- _SHORT TASK_: Copy every line of the listing that holds the string "ylabel".

- _MATERIAL FOR THE TASK_:
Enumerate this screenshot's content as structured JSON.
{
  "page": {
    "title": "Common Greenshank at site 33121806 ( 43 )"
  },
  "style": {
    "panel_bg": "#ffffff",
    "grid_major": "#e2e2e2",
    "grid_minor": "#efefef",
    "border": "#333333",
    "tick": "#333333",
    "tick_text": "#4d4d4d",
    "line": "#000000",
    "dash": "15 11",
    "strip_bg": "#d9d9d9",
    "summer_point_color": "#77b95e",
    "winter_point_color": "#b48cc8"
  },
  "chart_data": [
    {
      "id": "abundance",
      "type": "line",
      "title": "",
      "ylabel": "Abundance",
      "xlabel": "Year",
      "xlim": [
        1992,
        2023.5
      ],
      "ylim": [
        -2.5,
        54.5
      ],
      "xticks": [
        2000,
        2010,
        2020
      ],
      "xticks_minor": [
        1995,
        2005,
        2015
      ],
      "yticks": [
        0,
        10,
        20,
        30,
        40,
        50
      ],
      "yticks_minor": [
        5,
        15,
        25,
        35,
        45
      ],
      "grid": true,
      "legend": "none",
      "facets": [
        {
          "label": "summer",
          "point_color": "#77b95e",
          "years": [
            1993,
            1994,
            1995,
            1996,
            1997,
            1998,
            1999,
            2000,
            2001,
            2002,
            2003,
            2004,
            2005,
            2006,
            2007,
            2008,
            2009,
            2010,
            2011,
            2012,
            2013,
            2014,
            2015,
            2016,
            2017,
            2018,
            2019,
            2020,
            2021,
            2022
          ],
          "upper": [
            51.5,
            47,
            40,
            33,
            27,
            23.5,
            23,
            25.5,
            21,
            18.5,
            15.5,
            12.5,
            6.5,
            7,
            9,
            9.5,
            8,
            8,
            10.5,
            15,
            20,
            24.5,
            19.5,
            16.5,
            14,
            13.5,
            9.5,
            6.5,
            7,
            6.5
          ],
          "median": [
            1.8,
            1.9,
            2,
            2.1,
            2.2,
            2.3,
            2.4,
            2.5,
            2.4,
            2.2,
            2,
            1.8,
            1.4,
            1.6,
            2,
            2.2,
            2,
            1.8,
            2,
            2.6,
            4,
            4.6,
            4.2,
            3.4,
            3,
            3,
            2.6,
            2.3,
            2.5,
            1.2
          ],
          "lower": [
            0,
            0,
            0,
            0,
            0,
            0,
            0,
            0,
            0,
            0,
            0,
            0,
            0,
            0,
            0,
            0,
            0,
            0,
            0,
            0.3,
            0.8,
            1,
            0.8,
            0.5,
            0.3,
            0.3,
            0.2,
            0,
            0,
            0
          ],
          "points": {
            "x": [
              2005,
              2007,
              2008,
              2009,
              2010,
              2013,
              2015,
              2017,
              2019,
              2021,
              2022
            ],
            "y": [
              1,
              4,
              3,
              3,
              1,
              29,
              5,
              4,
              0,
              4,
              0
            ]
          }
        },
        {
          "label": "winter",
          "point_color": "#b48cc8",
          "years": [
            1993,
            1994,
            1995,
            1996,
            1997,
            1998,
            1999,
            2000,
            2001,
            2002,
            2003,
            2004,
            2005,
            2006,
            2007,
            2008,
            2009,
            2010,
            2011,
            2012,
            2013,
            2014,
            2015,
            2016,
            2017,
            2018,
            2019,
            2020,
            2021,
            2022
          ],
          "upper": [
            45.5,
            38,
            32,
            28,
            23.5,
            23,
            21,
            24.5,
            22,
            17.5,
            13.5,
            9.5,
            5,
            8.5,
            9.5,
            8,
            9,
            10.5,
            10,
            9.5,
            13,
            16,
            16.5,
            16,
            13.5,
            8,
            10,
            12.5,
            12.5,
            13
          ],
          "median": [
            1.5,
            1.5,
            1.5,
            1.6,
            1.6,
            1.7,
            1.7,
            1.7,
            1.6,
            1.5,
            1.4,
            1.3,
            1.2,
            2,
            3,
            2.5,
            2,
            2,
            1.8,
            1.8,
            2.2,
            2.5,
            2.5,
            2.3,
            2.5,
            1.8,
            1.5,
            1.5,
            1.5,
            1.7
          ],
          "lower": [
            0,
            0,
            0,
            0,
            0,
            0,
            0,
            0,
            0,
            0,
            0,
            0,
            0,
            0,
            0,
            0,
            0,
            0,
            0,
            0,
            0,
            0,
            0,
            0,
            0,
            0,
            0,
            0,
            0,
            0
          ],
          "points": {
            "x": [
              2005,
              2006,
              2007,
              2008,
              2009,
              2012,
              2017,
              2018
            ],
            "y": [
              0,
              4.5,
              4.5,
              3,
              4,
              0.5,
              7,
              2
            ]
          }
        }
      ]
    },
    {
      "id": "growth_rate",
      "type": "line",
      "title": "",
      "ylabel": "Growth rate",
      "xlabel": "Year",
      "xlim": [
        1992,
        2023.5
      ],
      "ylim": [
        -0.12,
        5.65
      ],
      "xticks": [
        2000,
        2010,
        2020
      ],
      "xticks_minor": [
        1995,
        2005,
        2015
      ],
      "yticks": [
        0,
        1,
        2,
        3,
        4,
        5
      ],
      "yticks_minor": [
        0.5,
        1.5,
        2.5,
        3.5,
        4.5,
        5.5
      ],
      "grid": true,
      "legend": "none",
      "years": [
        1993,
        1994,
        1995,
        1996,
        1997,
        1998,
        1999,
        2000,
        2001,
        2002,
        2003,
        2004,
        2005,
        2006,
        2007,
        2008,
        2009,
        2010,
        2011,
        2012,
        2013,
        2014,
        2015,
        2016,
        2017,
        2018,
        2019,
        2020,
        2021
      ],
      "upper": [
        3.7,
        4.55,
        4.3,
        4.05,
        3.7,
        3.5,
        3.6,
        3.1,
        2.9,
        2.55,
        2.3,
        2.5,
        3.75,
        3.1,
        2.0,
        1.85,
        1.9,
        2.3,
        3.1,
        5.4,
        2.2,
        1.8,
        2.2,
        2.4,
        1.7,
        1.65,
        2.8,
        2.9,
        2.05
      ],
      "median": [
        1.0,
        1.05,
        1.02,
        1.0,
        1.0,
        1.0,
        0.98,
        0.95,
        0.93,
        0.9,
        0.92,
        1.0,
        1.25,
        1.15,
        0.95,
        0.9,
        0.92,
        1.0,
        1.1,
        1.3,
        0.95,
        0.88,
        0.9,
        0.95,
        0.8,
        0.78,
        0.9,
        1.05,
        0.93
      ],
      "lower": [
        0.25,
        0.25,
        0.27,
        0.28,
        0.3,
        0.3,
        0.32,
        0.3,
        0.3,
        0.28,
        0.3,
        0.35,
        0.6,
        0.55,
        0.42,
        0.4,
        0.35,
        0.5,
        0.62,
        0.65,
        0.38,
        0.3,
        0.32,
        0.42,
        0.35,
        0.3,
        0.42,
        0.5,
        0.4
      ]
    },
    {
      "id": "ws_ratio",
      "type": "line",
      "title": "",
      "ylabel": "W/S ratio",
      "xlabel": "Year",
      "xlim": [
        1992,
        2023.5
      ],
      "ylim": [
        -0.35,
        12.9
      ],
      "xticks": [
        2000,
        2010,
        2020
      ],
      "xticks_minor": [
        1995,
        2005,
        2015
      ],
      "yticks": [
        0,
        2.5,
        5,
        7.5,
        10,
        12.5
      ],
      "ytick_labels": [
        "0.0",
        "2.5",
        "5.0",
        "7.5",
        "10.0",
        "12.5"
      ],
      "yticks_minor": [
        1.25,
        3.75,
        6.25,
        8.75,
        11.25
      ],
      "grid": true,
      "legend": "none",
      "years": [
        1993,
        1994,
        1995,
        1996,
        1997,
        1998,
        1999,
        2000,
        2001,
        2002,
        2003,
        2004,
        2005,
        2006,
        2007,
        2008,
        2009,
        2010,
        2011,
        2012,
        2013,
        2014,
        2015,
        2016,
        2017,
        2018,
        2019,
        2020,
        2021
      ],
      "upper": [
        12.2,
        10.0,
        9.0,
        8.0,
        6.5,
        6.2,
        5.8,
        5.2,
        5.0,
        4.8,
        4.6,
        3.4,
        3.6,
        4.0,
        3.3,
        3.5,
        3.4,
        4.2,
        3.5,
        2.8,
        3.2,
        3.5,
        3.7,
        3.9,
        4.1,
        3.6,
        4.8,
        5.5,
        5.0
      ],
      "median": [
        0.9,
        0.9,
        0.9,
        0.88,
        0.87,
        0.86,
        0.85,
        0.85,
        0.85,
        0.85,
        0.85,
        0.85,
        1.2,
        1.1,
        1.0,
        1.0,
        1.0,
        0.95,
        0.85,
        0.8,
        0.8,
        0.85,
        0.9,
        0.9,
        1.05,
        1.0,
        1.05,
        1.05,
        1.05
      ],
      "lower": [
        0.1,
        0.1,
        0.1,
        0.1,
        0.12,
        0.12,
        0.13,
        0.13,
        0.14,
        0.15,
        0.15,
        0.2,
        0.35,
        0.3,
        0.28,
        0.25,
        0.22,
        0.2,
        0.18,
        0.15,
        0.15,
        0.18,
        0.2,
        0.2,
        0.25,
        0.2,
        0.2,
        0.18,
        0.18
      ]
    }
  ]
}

- _SOLUTION FOR THIS PROBLEM_:
      "ylabel": "Abundance",
      "ylabel": "Growth rate",
      "ylabel": "W/S ratio",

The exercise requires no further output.